◆ AIM:
Leave out any pictures and transcribe all other data below exactly.

[BEGIN ENTRIES PROVIDED]

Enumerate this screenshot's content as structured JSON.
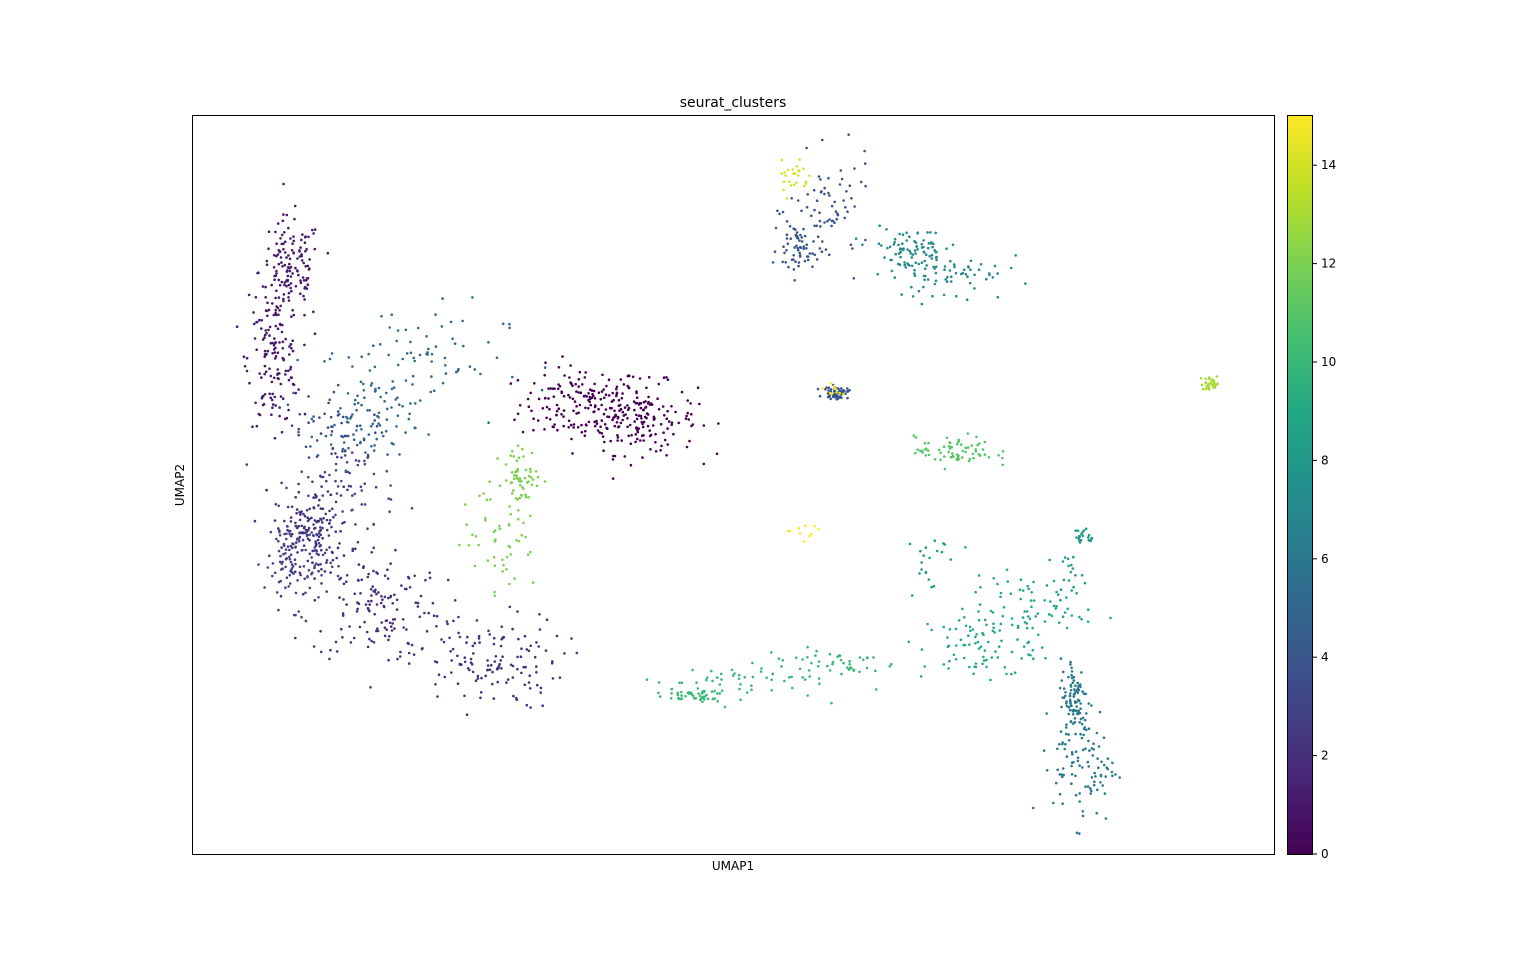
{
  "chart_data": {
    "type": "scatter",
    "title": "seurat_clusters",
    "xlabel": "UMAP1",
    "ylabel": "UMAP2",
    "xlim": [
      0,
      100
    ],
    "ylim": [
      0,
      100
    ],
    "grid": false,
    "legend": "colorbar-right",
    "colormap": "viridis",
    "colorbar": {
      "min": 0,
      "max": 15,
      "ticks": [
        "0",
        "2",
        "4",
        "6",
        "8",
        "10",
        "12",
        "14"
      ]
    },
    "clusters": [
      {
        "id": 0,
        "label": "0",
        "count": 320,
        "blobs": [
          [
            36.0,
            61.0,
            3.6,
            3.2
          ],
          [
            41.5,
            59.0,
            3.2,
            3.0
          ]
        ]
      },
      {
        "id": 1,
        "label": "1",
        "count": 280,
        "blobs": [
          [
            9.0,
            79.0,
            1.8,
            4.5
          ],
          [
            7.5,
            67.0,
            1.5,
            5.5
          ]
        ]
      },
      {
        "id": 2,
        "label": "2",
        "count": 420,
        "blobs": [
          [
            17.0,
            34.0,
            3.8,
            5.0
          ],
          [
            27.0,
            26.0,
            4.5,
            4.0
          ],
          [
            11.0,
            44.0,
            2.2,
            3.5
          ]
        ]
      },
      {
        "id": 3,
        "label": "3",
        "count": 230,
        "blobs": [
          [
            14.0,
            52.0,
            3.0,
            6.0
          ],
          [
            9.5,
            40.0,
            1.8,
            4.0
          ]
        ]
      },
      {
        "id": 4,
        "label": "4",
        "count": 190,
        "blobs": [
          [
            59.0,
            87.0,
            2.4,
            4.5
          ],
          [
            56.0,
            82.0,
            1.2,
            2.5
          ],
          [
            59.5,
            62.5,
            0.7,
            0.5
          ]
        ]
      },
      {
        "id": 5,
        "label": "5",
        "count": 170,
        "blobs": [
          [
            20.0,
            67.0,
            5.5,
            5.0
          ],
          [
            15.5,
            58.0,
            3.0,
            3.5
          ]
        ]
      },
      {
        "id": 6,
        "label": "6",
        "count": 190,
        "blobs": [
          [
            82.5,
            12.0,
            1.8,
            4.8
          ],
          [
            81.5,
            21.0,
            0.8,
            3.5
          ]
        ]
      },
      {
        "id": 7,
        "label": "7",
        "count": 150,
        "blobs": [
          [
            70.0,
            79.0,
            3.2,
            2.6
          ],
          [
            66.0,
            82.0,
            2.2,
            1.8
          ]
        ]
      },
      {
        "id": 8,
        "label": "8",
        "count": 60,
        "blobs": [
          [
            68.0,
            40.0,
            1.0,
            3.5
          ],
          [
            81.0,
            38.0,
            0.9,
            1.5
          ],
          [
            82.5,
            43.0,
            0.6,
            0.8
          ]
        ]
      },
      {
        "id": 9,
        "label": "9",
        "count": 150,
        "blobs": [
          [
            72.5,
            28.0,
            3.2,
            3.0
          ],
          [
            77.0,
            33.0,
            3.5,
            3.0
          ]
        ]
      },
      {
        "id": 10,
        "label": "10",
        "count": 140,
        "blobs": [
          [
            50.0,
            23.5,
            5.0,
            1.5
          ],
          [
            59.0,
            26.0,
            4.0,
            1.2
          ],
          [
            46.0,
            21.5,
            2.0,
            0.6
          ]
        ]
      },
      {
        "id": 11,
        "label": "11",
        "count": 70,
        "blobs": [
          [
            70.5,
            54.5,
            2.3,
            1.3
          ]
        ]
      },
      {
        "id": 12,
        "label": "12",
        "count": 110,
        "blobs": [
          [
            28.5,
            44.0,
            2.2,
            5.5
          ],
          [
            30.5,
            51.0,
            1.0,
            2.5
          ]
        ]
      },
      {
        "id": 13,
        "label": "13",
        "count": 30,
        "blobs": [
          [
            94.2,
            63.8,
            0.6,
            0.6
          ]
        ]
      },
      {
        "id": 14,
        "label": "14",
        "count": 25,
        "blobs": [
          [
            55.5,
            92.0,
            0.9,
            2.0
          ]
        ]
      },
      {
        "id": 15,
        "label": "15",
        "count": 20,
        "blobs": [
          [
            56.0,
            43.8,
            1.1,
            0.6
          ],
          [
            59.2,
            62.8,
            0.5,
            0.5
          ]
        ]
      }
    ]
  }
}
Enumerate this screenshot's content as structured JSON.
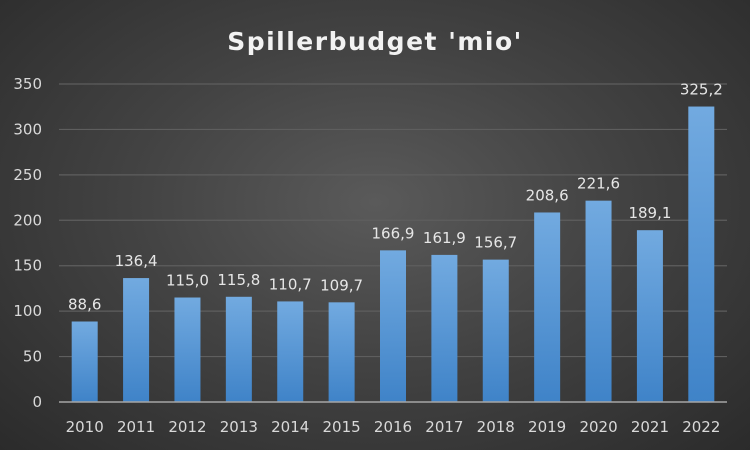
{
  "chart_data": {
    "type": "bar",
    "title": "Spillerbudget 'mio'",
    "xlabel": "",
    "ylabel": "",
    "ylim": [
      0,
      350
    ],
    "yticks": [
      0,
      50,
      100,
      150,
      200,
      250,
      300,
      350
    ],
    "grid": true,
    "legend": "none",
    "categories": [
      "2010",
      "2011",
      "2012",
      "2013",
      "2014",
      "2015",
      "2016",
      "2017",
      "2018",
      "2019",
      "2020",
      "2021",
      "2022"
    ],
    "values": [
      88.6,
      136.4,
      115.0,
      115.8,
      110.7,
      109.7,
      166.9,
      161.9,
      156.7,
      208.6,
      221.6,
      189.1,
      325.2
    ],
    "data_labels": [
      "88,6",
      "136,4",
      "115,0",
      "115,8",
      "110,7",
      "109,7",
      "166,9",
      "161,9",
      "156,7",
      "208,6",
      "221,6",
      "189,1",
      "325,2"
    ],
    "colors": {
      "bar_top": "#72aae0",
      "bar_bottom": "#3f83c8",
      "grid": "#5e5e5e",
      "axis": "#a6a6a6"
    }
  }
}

[END ENTRIES PROVIDED]

◆ WRITTEN RESPONSE:
Enumerate this screenshot's content as structured JSON.
{
  "chart_data": {
    "type": "scatter",
    "title": "seurat_clusters",
    "xlabel": "UMAP1",
    "ylabel": "UMAP2",
    "xlim": [
      0,
      100
    ],
    "ylim": [
      0,
      100
    ],
    "grid": false,
    "legend": "colorbar-right",
    "colormap": "viridis",
    "colorbar": {
      "min": 0,
      "max": 15,
      "ticks": [
        "0",
        "2",
        "4",
        "6",
        "8",
        "10",
        "12",
        "14"
      ]
    },
    "clusters": [
      {
        "id": 0,
        "label": "0",
        "count": 320,
        "blobs": [
          [
            36.0,
            61.0,
            3.6,
            3.2
          ],
          [
            41.5,
            59.0,
            3.2,
            3.0
          ]
        ]
      },
      {
        "id": 1,
        "label": "1",
        "count": 280,
        "blobs": [
          [
            9.0,
            79.0,
            1.8,
            4.5
          ],
          [
            7.5,
            67.0,
            1.5,
            5.5
          ]
        ]
      },
      {
        "id": 2,
        "label": "2",
        "count": 420,
        "blobs": [
          [
            17.0,
            34.0,
            3.8,
            5.0
          ],
          [
            27.0,
            26.0,
            4.5,
            4.0
          ],
          [
            11.0,
            44.0,
            2.2,
            3.5
          ]
        ]
      },
      {
        "id": 3,
        "label": "3",
        "count": 230,
        "blobs": [
          [
            14.0,
            52.0,
            3.0,
            6.0
          ],
          [
            9.5,
            40.0,
            1.8,
            4.0
          ]
        ]
      },
      {
        "id": 4,
        "label": "4",
        "count": 190,
        "blobs": [
          [
            59.0,
            87.0,
            2.4,
            4.5
          ],
          [
            56.0,
            82.0,
            1.2,
            2.5
          ],
          [
            59.5,
            62.5,
            0.7,
            0.5
          ]
        ]
      },
      {
        "id": 5,
        "label": "5",
        "count": 170,
        "blobs": [
          [
            20.0,
            67.0,
            5.5,
            5.0
          ],
          [
            15.5,
            58.0,
            3.0,
            3.5
          ]
        ]
      },
      {
        "id": 6,
        "label": "6",
        "count": 190,
        "blobs": [
          [
            82.5,
            12.0,
            1.8,
            4.8
          ],
          [
            81.5,
            21.0,
            0.8,
            3.5
          ]
        ]
      },
      {
        "id": 7,
        "label": "7",
        "count": 150,
        "blobs": [
          [
            70.0,
            79.0,
            3.2,
            2.6
          ],
          [
            66.0,
            82.0,
            2.2,
            1.8
          ]
        ]
      },
      {
        "id": 8,
        "label": "8",
        "count": 60,
        "blobs": [
          [
            68.0,
            40.0,
            1.0,
            3.5
          ],
          [
            81.0,
            38.0,
            0.9,
            1.5
          ],
          [
            82.5,
            43.0,
            0.6,
            0.8
          ]
        ]
      },
      {
        "id": 9,
        "label": "9",
        "count": 150,
        "blobs": [
          [
            72.5,
            28.0,
            3.2,
            3.0
          ],
          [
            77.0,
            33.0,
            3.5,
            3.0
          ]
        ]
      },
      {
        "id": 10,
        "label": "10",
        "count": 140,
        "blobs": [
          [
            50.0,
            23.5,
            5.0,
            1.5
          ],
          [
            59.0,
            26.0,
            4.0,
            1.2
          ],
          [
            46.0,
            21.5,
            2.0,
            0.6
          ]
        ]
      },
      {
        "id": 11,
        "label": "11",
        "count": 70,
        "blobs": [
          [
            70.5,
            54.5,
            2.3,
            1.3
          ]
        ]
      },
      {
        "id": 12,
        "label": "12",
        "count": 110,
        "blobs": [
          [
            28.5,
            44.0,
            2.2,
            5.5
          ],
          [
            30.5,
            51.0,
            1.0,
            2.5
          ]
        ]
      },
      {
        "id": 13,
        "label": "13",
        "count": 30,
        "blobs": [
          [
            94.2,
            63.8,
            0.6,
            0.6
          ]
        ]
      },
      {
        "id": 14,
        "label": "14",
        "count": 25,
        "blobs": [
          [
            55.5,
            92.0,
            0.9,
            2.0
          ]
        ]
      },
      {
        "id": 15,
        "label": "15",
        "count": 20,
        "blobs": [
          [
            56.0,
            43.8,
            1.1,
            0.6
          ],
          [
            59.2,
            62.8,
            0.5,
            0.5
          ]
        ]
      }
    ]
  }
}
Enumerate this screenshot's content as structured JSON.
{
  "chart_data": {
    "type": "bar",
    "title": "Spillerbudget 'mio'",
    "xlabel": "",
    "ylabel": "",
    "ylim": [
      0,
      350
    ],
    "yticks": [
      0,
      50,
      100,
      150,
      200,
      250,
      300,
      350
    ],
    "grid": true,
    "legend": "none",
    "categories": [
      "2010",
      "2011",
      "2012",
      "2013",
      "2014",
      "2015",
      "2016",
      "2017",
      "2018",
      "2019",
      "2020",
      "2021",
      "2022"
    ],
    "values": [
      88.6,
      136.4,
      115.0,
      115.8,
      110.7,
      109.7,
      166.9,
      161.9,
      156.7,
      208.6,
      221.6,
      189.1,
      325.2
    ],
    "data_labels": [
      "88,6",
      "136,4",
      "115,0",
      "115,8",
      "110,7",
      "109,7",
      "166,9",
      "161,9",
      "156,7",
      "208,6",
      "221,6",
      "189,1",
      "325,2"
    ],
    "colors": {
      "bar_top": "#72aae0",
      "bar_bottom": "#3f83c8",
      "grid": "#5e5e5e",
      "axis": "#a6a6a6"
    }
  }
}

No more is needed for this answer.